Data entries for graphics
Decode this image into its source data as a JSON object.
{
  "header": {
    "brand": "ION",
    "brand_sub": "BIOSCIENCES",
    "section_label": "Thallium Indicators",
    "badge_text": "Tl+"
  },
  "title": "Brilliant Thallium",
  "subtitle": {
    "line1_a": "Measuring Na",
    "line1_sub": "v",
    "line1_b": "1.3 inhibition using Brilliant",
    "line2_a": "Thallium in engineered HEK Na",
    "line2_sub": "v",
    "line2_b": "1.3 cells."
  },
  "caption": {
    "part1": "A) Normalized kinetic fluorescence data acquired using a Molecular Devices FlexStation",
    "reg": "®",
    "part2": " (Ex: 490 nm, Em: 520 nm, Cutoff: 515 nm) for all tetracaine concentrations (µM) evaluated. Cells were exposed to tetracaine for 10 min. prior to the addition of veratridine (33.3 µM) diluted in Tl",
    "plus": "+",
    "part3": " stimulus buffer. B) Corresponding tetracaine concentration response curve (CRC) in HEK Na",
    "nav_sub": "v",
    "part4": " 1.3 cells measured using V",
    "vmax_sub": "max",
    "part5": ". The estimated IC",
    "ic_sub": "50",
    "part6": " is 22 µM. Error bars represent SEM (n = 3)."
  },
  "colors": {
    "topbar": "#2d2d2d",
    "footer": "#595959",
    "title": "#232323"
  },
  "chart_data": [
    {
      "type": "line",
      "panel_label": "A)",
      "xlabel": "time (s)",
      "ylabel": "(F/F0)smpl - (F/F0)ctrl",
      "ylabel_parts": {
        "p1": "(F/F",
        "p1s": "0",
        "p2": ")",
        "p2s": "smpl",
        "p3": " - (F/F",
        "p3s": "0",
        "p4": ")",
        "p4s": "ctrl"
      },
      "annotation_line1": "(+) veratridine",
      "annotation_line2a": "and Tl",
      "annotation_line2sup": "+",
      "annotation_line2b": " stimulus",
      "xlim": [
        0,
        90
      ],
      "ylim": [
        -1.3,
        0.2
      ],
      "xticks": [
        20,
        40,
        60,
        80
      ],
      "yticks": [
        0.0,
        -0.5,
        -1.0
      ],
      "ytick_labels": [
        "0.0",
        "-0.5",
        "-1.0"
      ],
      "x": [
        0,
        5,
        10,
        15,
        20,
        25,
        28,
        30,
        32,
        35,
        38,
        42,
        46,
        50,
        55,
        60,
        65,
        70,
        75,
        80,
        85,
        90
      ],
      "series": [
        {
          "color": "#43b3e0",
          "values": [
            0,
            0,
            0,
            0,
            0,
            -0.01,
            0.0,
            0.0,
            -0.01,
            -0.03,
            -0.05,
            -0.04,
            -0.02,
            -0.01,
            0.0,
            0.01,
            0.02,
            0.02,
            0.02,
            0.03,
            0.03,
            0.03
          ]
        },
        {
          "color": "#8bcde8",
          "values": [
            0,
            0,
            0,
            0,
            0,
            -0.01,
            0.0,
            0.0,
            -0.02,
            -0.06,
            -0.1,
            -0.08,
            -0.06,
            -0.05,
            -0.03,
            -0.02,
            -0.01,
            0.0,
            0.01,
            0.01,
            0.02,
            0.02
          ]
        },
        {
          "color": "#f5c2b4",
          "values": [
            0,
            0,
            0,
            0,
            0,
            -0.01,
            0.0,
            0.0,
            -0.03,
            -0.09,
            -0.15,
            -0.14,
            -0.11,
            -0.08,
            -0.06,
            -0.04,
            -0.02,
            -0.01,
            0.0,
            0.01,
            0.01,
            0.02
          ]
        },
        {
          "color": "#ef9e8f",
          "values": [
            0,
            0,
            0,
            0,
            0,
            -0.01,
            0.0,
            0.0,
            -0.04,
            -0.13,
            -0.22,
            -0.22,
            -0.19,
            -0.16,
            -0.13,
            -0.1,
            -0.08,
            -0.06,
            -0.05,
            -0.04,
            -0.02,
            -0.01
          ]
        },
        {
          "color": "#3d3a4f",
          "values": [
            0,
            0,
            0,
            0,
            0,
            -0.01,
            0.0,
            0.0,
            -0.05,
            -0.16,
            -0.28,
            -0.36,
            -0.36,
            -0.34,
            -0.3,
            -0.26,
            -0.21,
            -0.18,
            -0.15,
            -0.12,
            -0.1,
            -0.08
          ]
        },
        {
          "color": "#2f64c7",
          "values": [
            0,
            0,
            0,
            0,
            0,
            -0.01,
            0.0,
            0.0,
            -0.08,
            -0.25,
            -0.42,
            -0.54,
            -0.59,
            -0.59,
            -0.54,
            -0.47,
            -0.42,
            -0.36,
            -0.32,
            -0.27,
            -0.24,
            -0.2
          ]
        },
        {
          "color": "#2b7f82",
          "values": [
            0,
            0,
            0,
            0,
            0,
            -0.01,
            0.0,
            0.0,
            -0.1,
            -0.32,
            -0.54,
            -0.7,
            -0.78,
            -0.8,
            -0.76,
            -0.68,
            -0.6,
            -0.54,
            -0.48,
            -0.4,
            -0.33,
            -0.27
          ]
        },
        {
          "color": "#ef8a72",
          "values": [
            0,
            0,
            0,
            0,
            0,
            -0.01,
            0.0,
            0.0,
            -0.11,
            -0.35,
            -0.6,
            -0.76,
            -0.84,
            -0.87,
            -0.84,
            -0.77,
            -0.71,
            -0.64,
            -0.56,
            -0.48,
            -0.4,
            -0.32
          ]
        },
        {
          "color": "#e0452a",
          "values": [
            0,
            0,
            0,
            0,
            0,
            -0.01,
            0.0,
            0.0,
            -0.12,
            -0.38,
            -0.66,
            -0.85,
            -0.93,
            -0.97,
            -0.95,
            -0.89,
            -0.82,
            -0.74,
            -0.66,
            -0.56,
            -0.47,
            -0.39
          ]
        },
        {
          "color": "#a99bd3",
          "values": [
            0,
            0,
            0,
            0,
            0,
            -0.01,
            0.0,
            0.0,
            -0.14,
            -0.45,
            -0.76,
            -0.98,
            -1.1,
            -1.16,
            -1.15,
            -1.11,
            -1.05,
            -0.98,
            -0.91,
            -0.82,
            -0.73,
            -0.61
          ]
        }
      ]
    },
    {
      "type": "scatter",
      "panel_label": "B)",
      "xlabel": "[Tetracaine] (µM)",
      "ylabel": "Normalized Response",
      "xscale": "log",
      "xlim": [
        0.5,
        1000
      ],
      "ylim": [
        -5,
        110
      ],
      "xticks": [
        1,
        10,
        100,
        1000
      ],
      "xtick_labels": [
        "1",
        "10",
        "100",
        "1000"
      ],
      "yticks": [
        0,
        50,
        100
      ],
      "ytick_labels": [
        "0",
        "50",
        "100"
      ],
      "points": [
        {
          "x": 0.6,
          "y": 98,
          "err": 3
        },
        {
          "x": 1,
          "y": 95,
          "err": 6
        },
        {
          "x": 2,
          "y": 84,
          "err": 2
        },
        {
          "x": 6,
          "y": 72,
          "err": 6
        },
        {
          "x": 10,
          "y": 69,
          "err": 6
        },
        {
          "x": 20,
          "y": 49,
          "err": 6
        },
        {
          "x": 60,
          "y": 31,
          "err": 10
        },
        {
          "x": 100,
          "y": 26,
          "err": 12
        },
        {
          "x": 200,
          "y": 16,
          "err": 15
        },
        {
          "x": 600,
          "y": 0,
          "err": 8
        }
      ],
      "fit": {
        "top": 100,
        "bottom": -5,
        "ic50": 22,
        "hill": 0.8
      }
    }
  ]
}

What the exercise asks: Write out an exact copy of every record shown above.

Answer box:
Decode this image into its source data as a JSON object.
{
  "header": {
    "brand": "ION",
    "brand_sub": "BIOSCIENCES",
    "section_label": "Thallium Indicators",
    "badge_text": "Tl+"
  },
  "title": "Brilliant Thallium",
  "subtitle": {
    "line1_a": "Measuring Na",
    "line1_sub": "v",
    "line1_b": "1.3 inhibition using Brilliant",
    "line2_a": "Thallium in engineered HEK Na",
    "line2_sub": "v",
    "line2_b": "1.3 cells."
  },
  "caption": {
    "part1": "A) Normalized kinetic fluorescence data acquired using a Molecular Devices FlexStation",
    "reg": "®",
    "part2": " (Ex: 490 nm, Em: 520 nm, Cutoff: 515 nm) for all tetracaine concentrations (µM) evaluated. Cells were exposed to tetracaine for 10 min. prior to the addition of veratridine (33.3 µM) diluted in Tl",
    "plus": "+",
    "part3": " stimulus buffer. B) Corresponding tetracaine concentration response curve (CRC) in HEK Na",
    "nav_sub": "v",
    "part4": " 1.3 cells measured using V",
    "vmax_sub": "max",
    "part5": ". The estimated IC",
    "ic_sub": "50",
    "part6": " is 22 µM. Error bars represent SEM (n = 3)."
  },
  "colors": {
    "topbar": "#2d2d2d",
    "footer": "#595959",
    "title": "#232323"
  },
  "chart_data": [
    {
      "type": "line",
      "panel_label": "A)",
      "xlabel": "time (s)",
      "ylabel": "(F/F0)smpl - (F/F0)ctrl",
      "ylabel_parts": {
        "p1": "(F/F",
        "p1s": "0",
        "p2": ")",
        "p2s": "smpl",
        "p3": " - (F/F",
        "p3s": "0",
        "p4": ")",
        "p4s": "ctrl"
      },
      "annotation_line1": "(+) veratridine",
      "annotation_line2a": "and Tl",
      "annotation_line2sup": "+",
      "annotation_line2b": " stimulus",
      "xlim": [
        0,
        90
      ],
      "ylim": [
        -1.3,
        0.2
      ],
      "xticks": [
        20,
        40,
        60,
        80
      ],
      "yticks": [
        0.0,
        -0.5,
        -1.0
      ],
      "ytick_labels": [
        "0.0",
        "-0.5",
        "-1.0"
      ],
      "x": [
        0,
        5,
        10,
        15,
        20,
        25,
        28,
        30,
        32,
        35,
        38,
        42,
        46,
        50,
        55,
        60,
        65,
        70,
        75,
        80,
        85,
        90
      ],
      "series": [
        {
          "color": "#43b3e0",
          "values": [
            0,
            0,
            0,
            0,
            0,
            -0.01,
            0.0,
            0.0,
            -0.01,
            -0.03,
            -0.05,
            -0.04,
            -0.02,
            -0.01,
            0.0,
            0.01,
            0.02,
            0.02,
            0.02,
            0.03,
            0.03,
            0.03
          ]
        },
        {
          "color": "#8bcde8",
          "values": [
            0,
            0,
            0,
            0,
            0,
            -0.01,
            0.0,
            0.0,
            -0.02,
            -0.06,
            -0.1,
            -0.08,
            -0.06,
            -0.05,
            -0.03,
            -0.02,
            -0.01,
            0.0,
            0.01,
            0.01,
            0.02,
            0.02
          ]
        },
        {
          "color": "#f5c2b4",
          "values": [
            0,
            0,
            0,
            0,
            0,
            -0.01,
            0.0,
            0.0,
            -0.03,
            -0.09,
            -0.15,
            -0.14,
            -0.11,
            -0.08,
            -0.06,
            -0.04,
            -0.02,
            -0.01,
            0.0,
            0.01,
            0.01,
            0.02
          ]
        },
        {
          "color": "#ef9e8f",
          "values": [
            0,
            0,
            0,
            0,
            0,
            -0.01,
            0.0,
            0.0,
            -0.04,
            -0.13,
            -0.22,
            -0.22,
            -0.19,
            -0.16,
            -0.13,
            -0.1,
            -0.08,
            -0.06,
            -0.05,
            -0.04,
            -0.02,
            -0.01
          ]
        },
        {
          "color": "#3d3a4f",
          "values": [
            0,
            0,
            0,
            0,
            0,
            -0.01,
            0.0,
            0.0,
            -0.05,
            -0.16,
            -0.28,
            -0.36,
            -0.36,
            -0.34,
            -0.3,
            -0.26,
            -0.21,
            -0.18,
            -0.15,
            -0.12,
            -0.1,
            -0.08
          ]
        },
        {
          "color": "#2f64c7",
          "values": [
            0,
            0,
            0,
            0,
            0,
            -0.01,
            0.0,
            0.0,
            -0.08,
            -0.25,
            -0.42,
            -0.54,
            -0.59,
            -0.59,
            -0.54,
            -0.47,
            -0.42,
            -0.36,
            -0.32,
            -0.27,
            -0.24,
            -0.2
          ]
        },
        {
          "color": "#2b7f82",
          "values": [
            0,
            0,
            0,
            0,
            0,
            -0.01,
            0.0,
            0.0,
            -0.1,
            -0.32,
            -0.54,
            -0.7,
            -0.78,
            -0.8,
            -0.76,
            -0.68,
            -0.6,
            -0.54,
            -0.48,
            -0.4,
            -0.33,
            -0.27
          ]
        },
        {
          "color": "#ef8a72",
          "values": [
            0,
            0,
            0,
            0,
            0,
            -0.01,
            0.0,
            0.0,
            -0.11,
            -0.35,
            -0.6,
            -0.76,
            -0.84,
            -0.87,
            -0.84,
            -0.77,
            -0.71,
            -0.64,
            -0.56,
            -0.48,
            -0.4,
            -0.32
          ]
        },
        {
          "color": "#e0452a",
          "values": [
            0,
            0,
            0,
            0,
            0,
            -0.01,
            0.0,
            0.0,
            -0.12,
            -0.38,
            -0.66,
            -0.85,
            -0.93,
            -0.97,
            -0.95,
            -0.89,
            -0.82,
            -0.74,
            -0.66,
            -0.56,
            -0.47,
            -0.39
          ]
        },
        {
          "color": "#a99bd3",
          "values": [
            0,
            0,
            0,
            0,
            0,
            -0.01,
            0.0,
            0.0,
            -0.14,
            -0.45,
            -0.76,
            -0.98,
            -1.1,
            -1.16,
            -1.15,
            -1.11,
            -1.05,
            -0.98,
            -0.91,
            -0.82,
            -0.73,
            -0.61
          ]
        }
      ]
    },
    {
      "type": "scatter",
      "panel_label": "B)",
      "xlabel": "[Tetracaine] (µM)",
      "ylabel": "Normalized Response",
      "xscale": "log",
      "xlim": [
        0.5,
        1000
      ],
      "ylim": [
        -5,
        110
      ],
      "xticks": [
        1,
        10,
        100,
        1000
      ],
      "xtick_labels": [
        "1",
        "10",
        "100",
        "1000"
      ],
      "yticks": [
        0,
        50,
        100
      ],
      "ytick_labels": [
        "0",
        "50",
        "100"
      ],
      "points": [
        {
          "x": 0.6,
          "y": 98,
          "err": 3
        },
        {
          "x": 1,
          "y": 95,
          "err": 6
        },
        {
          "x": 2,
          "y": 84,
          "err": 2
        },
        {
          "x": 6,
          "y": 72,
          "err": 6
        },
        {
          "x": 10,
          "y": 69,
          "err": 6
        },
        {
          "x": 20,
          "y": 49,
          "err": 6
        },
        {
          "x": 60,
          "y": 31,
          "err": 10
        },
        {
          "x": 100,
          "y": 26,
          "err": 12
        },
        {
          "x": 200,
          "y": 16,
          "err": 15
        },
        {
          "x": 600,
          "y": 0,
          "err": 8
        }
      ],
      "fit": {
        "top": 100,
        "bottom": -5,
        "ic50": 22,
        "hill": 0.8
      }
    }
  ]
}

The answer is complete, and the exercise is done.